◆ Challenge ◆
The listing below should be printed exactly, every line of it. Skip the pictures.

___ Material provided ___

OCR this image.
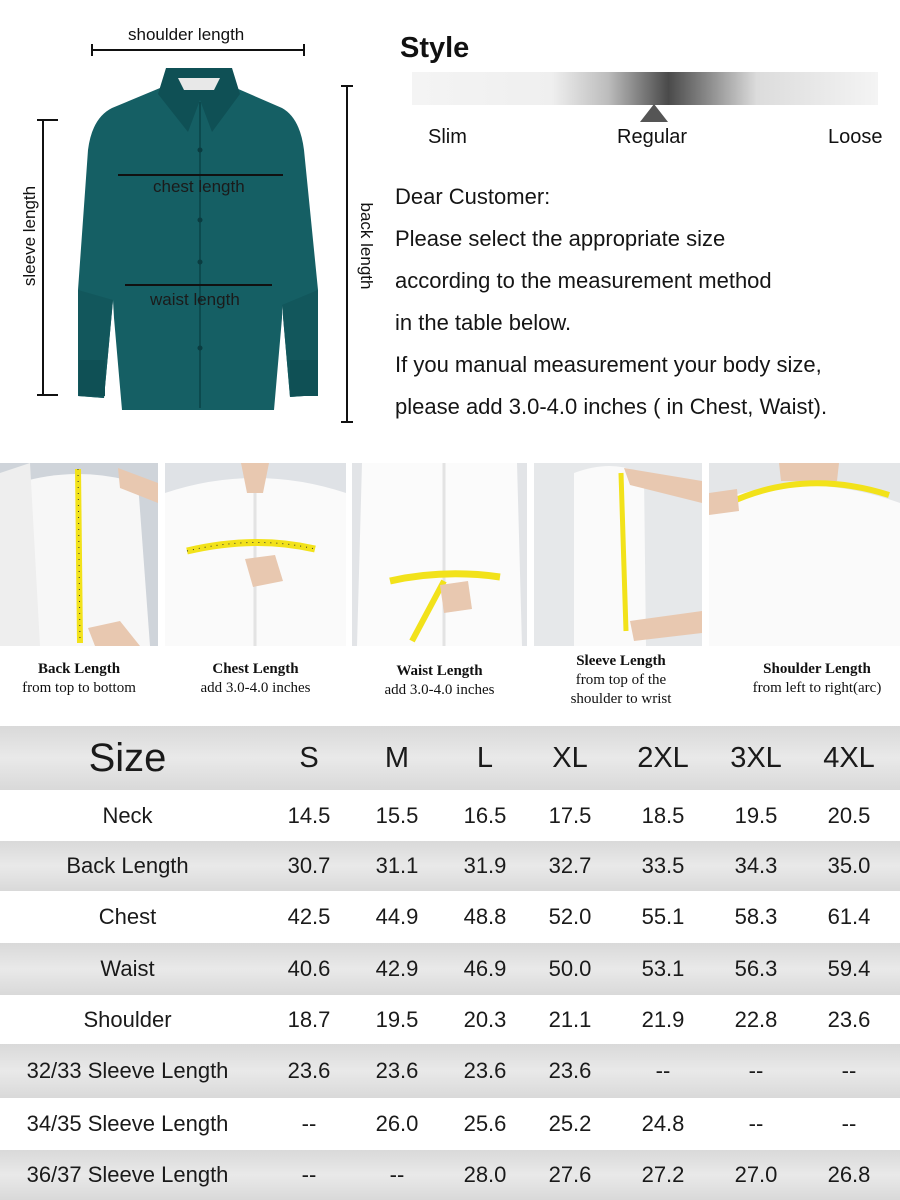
shoulder length
sleeve length	back length
chest length
waist length
Style
Slim	Regular	Loose
Dear Customer:
Please select the appropriate size
according to the measurement method
in the table below.
If you manual measurement your body size,
please add 3.0-4.0 inches ( in Chest, Waist).
Back Length
from top to bottom
Chest Length
add 3.0-4.0 inches
Waist Length
add 3.0-4.0 inches
Sleeve Length
from top of the
shoulder to wrist
Shoulder Length
from left to right(arc)
Size	S	M	L	XL	2XL	3XL	4XL
Neck	14.5	15.5	16.5	17.5	18.5	19.5	20.5
Back Length	30.7	31.1	31.9	32.7	33.5	34.3	35.0
Chest	42.5	44.9	48.8	52.0	55.1	58.3	61.4
Waist	40.6	42.9	46.9	50.0	53.1	56.3	59.4
Shoulder	18.7	19.5	20.3	21.1	21.9	22.8	23.6
32/33 Sleeve Length	23.6	23.6	23.6	23.6	--	--	--
34/35 Sleeve Length	--	26.0	25.6	25.2	24.8	--	--
36/37 Sleeve Length	--	--	28.0	27.6	27.2	27.0	26.8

___

◆ Solution for this exercise ◆
OCR this image.
shoulder length
sleeve length	back length
chest length
waist length
Style
Slim	Regular	Loose
Dear Customer:
Please select the appropriate size
according to the measurement method
in the table below.
If you manual measurement your body size,
please add 3.0-4.0 inches ( in Chest, Waist).
Back Length
from top to bottom
Chest Length
add 3.0-4.0 inches
Waist Length
add 3.0-4.0 inches
Sleeve Length
from top of the
shoulder to wrist
Shoulder Length
from left to right(arc)
Size	S	M	L	XL	2XL	3XL	4XL
Neck	14.5	15.5	16.5	17.5	18.5	19.5	20.5
Back Length	30.7	31.1	31.9	32.7	33.5	34.3	35.0
Chest	42.5	44.9	48.8	52.0	55.1	58.3	61.4
Waist	40.6	42.9	46.9	50.0	53.1	56.3	59.4
Shoulder	18.7	19.5	20.3	21.1	21.9	22.8	23.6
32/33 Sleeve Length	23.6	23.6	23.6	23.6	--	--	--
34/35 Sleeve Length	--	26.0	25.6	25.2	24.8	--	--
36/37 Sleeve Length	--	--	28.0	27.6	27.2	27.0	26.8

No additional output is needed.